• _JOB_
The data must be returned in full and exactly as given.

#### RECORDS TO USE

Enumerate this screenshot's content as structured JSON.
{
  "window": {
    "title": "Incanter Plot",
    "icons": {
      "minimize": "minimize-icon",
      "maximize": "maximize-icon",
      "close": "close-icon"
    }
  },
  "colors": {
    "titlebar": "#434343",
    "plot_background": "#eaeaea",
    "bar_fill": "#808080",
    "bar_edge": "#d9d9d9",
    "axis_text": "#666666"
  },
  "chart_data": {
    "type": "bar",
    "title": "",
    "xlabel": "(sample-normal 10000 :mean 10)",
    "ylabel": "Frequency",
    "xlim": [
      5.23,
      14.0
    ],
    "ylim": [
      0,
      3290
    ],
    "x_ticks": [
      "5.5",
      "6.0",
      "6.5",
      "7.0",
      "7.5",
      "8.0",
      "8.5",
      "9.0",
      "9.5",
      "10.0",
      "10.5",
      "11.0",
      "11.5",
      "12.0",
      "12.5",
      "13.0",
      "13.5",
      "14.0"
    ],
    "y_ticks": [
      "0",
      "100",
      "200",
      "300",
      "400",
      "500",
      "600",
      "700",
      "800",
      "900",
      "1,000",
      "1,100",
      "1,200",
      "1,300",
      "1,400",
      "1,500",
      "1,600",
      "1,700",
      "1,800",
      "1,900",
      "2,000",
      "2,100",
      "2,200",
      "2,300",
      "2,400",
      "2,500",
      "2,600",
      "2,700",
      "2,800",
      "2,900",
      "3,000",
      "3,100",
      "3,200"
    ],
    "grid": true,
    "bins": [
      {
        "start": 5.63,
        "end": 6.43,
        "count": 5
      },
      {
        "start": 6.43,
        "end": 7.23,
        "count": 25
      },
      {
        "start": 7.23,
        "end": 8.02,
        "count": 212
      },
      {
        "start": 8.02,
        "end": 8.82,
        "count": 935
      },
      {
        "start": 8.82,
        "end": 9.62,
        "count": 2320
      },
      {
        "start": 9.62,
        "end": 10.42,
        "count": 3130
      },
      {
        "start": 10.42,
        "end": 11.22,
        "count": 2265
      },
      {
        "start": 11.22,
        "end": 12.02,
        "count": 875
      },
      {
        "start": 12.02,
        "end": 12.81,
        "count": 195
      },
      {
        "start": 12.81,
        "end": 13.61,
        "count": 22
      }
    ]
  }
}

########

• _RESULT_
Enumerate this screenshot's content as structured JSON.
{
  "window": {
    "title": "Incanter Plot",
    "icons": {
      "minimize": "minimize-icon",
      "maximize": "maximize-icon",
      "close": "close-icon"
    }
  },
  "colors": {
    "titlebar": "#434343",
    "plot_background": "#eaeaea",
    "bar_fill": "#808080",
    "bar_edge": "#d9d9d9",
    "axis_text": "#666666"
  },
  "chart_data": {
    "type": "bar",
    "title": "",
    "xlabel": "(sample-normal 10000 :mean 10)",
    "ylabel": "Frequency",
    "xlim": [
      5.23,
      14.0
    ],
    "ylim": [
      0,
      3290
    ],
    "x_ticks": [
      "5.5",
      "6.0",
      "6.5",
      "7.0",
      "7.5",
      "8.0",
      "8.5",
      "9.0",
      "9.5",
      "10.0",
      "10.5",
      "11.0",
      "11.5",
      "12.0",
      "12.5",
      "13.0",
      "13.5",
      "14.0"
    ],
    "y_ticks": [
      "0",
      "100",
      "200",
      "300",
      "400",
      "500",
      "600",
      "700",
      "800",
      "900",
      "1,000",
      "1,100",
      "1,200",
      "1,300",
      "1,400",
      "1,500",
      "1,600",
      "1,700",
      "1,800",
      "1,900",
      "2,000",
      "2,100",
      "2,200",
      "2,300",
      "2,400",
      "2,500",
      "2,600",
      "2,700",
      "2,800",
      "2,900",
      "3,000",
      "3,100",
      "3,200"
    ],
    "grid": true,
    "bins": [
      {
        "start": 5.63,
        "end": 6.43,
        "count": 5
      },
      {
        "start": 6.43,
        "end": 7.23,
        "count": 25
      },
      {
        "start": 7.23,
        "end": 8.02,
        "count": 212
      },
      {
        "start": 8.02,
        "end": 8.82,
        "count": 935
      },
      {
        "start": 8.82,
        "end": 9.62,
        "count": 2320
      },
      {
        "start": 9.62,
        "end": 10.42,
        "count": 3130
      },
      {
        "start": 10.42,
        "end": 11.22,
        "count": 2265
      },
      {
        "start": 11.22,
        "end": 12.02,
        "count": 875
      },
      {
        "start": 12.02,
        "end": 12.81,
        "count": 195
      },
      {
        "start": 12.81,
        "end": 13.61,
        "count": 22
      }
    ]
  }
}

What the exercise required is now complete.